### Problem to work on
Reply with one number: the count of lines in the records below that hold "Process".

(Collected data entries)
++++
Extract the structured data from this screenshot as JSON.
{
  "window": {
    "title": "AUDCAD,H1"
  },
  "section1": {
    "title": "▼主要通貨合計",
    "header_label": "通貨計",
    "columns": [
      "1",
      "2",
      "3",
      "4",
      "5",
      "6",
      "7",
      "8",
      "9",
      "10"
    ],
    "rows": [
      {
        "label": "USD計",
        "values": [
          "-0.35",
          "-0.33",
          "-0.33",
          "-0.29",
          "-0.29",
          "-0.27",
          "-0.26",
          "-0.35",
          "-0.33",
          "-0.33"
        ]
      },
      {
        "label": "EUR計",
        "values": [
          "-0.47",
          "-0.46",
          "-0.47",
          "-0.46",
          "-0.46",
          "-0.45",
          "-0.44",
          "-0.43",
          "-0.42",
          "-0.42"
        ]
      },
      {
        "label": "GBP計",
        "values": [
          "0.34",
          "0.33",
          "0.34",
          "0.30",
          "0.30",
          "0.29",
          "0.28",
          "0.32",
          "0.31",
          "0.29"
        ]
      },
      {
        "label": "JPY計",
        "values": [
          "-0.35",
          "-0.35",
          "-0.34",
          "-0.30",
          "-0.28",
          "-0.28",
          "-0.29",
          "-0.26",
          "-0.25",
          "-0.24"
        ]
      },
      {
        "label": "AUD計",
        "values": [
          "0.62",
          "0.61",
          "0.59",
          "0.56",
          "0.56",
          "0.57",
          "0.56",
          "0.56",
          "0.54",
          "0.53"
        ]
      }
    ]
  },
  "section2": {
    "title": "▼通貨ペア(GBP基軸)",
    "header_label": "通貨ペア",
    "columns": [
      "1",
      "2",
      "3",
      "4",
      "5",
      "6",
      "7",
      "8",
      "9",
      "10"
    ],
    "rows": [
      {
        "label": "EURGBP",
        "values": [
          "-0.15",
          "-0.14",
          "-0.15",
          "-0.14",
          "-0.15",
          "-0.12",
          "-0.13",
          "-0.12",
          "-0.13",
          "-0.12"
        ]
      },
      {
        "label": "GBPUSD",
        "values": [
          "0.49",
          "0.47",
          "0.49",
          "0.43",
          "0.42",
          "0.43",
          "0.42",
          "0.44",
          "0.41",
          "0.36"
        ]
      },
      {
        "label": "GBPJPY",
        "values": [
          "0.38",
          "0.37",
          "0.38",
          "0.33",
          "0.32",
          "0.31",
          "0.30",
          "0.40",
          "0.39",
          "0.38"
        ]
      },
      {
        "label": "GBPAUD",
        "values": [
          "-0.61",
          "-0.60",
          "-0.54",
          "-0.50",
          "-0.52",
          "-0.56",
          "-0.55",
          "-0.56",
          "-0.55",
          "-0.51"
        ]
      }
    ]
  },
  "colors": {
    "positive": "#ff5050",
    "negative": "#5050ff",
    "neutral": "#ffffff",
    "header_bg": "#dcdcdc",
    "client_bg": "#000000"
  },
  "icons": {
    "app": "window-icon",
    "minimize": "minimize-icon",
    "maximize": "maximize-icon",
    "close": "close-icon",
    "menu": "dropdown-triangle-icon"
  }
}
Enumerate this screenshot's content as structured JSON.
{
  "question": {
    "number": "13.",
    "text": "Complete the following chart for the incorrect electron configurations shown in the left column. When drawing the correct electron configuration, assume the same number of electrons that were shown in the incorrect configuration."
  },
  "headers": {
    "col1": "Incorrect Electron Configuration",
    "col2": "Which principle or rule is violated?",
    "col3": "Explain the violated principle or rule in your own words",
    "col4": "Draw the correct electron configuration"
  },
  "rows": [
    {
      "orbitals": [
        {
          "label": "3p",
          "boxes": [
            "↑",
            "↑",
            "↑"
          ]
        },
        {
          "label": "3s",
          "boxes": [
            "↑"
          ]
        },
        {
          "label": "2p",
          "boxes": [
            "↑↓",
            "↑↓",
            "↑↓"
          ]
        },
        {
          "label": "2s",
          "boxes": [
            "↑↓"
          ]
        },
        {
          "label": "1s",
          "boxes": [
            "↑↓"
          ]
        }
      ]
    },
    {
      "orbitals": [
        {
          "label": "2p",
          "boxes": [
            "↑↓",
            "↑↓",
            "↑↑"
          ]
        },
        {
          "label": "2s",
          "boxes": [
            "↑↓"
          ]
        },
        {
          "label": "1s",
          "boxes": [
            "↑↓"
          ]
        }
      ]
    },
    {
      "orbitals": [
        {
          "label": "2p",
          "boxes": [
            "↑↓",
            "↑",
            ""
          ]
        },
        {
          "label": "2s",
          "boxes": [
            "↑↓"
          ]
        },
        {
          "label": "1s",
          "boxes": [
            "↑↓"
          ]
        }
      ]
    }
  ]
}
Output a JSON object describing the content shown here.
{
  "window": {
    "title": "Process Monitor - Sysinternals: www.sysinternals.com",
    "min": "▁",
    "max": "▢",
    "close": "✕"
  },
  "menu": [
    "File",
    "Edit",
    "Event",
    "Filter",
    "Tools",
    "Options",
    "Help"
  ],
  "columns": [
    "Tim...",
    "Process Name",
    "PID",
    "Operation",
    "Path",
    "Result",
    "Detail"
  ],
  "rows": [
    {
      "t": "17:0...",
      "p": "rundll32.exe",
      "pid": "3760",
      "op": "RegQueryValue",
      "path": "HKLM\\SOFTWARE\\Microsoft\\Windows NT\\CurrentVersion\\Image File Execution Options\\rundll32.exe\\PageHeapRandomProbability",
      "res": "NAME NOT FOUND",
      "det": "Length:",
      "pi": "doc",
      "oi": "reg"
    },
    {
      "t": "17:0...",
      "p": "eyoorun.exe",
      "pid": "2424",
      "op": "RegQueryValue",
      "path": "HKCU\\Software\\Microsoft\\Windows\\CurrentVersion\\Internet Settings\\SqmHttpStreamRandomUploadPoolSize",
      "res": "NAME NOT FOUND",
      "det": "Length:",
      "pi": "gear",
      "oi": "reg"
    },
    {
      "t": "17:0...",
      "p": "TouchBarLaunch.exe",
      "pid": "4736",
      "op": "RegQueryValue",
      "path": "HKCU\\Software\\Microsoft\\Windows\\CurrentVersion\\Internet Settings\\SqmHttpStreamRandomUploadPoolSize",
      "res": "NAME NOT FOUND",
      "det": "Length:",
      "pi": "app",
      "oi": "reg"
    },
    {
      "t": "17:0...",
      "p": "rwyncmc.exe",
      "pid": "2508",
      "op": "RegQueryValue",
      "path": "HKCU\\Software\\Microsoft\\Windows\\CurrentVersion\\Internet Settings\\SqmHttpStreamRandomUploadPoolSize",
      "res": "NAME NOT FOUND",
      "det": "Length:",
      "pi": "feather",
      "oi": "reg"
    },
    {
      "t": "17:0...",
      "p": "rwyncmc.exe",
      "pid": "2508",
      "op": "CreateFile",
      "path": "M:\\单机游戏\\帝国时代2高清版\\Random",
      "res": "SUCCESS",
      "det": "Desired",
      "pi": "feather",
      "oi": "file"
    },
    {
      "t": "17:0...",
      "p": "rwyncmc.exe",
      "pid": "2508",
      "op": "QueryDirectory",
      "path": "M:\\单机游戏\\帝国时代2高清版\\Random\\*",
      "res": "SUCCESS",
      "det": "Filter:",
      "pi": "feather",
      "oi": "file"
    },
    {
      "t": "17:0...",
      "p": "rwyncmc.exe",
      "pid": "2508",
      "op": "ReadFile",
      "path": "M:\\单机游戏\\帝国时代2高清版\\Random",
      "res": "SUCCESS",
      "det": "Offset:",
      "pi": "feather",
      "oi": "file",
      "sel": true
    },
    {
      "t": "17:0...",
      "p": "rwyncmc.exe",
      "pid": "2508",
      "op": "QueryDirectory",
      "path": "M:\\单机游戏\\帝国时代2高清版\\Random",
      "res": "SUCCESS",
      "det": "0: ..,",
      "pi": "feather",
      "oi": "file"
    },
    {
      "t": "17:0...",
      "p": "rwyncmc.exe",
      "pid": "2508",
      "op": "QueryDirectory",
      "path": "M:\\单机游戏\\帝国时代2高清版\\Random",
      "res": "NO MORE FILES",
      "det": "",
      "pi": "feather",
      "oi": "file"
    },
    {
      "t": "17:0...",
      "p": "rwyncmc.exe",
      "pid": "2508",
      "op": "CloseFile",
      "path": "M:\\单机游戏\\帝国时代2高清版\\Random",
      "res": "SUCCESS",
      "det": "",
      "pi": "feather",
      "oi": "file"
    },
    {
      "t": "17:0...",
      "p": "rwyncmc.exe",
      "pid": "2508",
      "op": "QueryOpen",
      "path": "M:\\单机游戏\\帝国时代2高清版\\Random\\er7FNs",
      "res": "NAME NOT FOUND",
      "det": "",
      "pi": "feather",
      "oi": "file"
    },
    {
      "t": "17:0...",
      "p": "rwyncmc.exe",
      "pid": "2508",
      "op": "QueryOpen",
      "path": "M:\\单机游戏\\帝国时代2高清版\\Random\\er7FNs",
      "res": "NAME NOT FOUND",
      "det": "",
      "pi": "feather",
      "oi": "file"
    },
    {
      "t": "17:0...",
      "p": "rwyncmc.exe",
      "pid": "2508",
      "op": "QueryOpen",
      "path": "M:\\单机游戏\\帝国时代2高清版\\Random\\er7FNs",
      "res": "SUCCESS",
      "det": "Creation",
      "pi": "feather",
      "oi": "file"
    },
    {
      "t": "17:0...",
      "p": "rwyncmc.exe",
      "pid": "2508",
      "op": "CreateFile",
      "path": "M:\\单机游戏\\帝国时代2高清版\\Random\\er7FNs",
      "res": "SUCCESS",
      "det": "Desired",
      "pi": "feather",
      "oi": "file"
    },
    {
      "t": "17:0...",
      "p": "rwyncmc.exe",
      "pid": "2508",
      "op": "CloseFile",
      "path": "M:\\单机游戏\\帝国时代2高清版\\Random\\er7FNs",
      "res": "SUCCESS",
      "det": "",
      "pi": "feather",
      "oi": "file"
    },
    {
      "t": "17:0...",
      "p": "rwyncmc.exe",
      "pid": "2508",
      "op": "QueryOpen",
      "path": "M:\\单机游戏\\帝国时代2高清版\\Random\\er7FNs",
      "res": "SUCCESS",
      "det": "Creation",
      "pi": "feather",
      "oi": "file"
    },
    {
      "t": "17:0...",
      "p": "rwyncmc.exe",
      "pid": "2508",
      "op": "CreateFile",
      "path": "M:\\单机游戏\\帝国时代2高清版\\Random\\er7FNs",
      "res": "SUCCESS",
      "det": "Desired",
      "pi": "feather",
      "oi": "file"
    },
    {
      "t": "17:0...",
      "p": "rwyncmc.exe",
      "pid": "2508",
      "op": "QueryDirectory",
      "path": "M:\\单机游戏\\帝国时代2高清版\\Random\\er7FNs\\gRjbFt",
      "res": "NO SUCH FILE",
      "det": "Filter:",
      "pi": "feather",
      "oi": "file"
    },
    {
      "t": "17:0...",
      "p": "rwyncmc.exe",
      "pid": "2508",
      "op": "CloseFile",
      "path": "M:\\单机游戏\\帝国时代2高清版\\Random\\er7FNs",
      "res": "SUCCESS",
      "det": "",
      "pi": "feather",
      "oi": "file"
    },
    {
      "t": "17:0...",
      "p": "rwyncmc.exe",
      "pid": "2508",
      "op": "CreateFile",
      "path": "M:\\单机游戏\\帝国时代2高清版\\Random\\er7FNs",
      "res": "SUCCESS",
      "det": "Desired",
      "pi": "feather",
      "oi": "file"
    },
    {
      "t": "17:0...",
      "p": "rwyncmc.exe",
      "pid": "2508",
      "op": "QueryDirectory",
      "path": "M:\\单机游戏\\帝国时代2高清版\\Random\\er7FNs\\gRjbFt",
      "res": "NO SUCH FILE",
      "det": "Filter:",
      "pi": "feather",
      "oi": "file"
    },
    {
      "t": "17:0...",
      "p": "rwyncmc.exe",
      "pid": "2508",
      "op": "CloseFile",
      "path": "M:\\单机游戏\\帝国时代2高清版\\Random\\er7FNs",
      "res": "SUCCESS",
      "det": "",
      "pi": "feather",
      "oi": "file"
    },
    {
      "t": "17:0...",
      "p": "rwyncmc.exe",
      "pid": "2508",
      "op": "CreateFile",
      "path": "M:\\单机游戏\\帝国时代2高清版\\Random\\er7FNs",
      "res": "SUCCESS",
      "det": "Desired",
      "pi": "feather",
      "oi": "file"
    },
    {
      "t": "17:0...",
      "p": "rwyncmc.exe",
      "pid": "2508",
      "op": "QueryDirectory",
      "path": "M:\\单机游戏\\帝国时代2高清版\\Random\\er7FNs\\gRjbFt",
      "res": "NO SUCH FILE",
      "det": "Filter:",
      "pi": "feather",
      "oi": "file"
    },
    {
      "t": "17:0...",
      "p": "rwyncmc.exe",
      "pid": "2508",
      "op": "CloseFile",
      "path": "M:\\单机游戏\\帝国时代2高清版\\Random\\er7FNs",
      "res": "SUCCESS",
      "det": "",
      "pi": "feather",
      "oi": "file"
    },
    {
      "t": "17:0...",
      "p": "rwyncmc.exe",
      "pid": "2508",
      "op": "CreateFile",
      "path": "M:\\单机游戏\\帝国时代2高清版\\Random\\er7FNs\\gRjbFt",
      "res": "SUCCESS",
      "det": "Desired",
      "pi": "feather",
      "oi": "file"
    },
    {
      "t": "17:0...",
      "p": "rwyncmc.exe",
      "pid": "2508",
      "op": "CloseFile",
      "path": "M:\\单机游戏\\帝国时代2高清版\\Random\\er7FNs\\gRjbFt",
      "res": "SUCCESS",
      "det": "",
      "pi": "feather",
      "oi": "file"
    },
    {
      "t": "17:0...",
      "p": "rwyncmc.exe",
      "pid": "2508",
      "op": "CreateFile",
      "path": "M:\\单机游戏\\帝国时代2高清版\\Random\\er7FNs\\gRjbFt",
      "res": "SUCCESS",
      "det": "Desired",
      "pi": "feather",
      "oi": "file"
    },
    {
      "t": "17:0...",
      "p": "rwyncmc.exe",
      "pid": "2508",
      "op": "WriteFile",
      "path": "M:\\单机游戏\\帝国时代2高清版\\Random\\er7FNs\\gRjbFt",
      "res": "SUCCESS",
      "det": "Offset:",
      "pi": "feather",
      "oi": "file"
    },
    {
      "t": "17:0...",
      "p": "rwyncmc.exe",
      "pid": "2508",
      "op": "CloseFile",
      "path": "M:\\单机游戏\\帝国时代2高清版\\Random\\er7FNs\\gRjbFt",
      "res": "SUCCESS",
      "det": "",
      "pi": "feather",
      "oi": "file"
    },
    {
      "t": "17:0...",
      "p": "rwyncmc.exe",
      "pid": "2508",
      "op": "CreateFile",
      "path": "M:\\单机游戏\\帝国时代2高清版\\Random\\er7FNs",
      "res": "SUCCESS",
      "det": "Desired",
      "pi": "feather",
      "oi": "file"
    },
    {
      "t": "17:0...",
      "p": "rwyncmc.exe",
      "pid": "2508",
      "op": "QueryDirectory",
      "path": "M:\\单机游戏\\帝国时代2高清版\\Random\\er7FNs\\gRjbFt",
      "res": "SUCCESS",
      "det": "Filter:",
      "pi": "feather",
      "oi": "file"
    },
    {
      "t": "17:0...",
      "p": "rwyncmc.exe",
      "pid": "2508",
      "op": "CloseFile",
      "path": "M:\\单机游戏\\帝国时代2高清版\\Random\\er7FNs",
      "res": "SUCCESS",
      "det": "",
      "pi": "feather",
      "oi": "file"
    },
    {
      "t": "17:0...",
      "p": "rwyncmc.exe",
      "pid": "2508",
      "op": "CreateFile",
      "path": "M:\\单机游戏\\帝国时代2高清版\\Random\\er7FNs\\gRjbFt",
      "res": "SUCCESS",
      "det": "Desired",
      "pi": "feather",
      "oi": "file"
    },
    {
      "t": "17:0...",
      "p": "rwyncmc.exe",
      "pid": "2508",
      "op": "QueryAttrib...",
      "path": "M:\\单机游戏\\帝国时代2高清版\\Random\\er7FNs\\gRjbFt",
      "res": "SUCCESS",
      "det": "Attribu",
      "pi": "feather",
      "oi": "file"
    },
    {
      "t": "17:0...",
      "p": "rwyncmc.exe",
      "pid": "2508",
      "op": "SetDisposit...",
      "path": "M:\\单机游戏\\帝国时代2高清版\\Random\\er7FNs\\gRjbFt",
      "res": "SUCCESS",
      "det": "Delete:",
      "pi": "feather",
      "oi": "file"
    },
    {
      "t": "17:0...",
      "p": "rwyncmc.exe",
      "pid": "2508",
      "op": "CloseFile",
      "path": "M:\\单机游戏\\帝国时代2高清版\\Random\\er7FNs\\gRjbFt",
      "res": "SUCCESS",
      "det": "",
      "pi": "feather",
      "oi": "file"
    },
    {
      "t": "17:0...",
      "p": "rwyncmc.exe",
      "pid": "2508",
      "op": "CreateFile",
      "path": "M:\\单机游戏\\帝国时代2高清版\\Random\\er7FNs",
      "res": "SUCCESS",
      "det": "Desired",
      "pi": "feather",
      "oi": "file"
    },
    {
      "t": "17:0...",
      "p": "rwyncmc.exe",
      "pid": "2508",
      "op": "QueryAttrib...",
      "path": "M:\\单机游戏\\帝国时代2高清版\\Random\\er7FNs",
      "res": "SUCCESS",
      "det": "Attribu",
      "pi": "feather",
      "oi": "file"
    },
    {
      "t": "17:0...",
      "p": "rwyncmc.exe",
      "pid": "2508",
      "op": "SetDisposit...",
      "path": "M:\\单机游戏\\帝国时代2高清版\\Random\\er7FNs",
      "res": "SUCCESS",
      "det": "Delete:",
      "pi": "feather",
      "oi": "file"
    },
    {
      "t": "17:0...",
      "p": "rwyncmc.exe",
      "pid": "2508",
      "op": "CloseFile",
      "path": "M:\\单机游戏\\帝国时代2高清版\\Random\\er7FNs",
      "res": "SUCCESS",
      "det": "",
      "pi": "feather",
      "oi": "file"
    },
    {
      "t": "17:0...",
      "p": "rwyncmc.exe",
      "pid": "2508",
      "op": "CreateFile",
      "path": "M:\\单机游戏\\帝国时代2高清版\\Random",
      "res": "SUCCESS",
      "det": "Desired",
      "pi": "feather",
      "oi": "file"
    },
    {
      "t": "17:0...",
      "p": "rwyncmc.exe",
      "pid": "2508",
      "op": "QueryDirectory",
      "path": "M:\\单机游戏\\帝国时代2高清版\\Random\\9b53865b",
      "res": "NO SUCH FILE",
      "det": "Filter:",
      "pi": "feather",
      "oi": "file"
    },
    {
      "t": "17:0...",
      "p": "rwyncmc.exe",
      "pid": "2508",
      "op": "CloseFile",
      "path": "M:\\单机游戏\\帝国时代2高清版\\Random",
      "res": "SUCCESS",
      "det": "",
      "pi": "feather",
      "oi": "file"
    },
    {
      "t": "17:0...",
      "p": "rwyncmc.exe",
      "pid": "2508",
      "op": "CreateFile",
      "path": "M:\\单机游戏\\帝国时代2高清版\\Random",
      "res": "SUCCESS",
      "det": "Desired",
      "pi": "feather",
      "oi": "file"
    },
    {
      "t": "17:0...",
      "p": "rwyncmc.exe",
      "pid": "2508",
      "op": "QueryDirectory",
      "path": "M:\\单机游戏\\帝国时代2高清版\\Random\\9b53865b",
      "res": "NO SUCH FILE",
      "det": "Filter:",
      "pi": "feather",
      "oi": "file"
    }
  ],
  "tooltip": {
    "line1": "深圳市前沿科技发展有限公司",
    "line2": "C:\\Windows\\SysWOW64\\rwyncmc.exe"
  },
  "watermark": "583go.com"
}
++++
### Solved exercise
2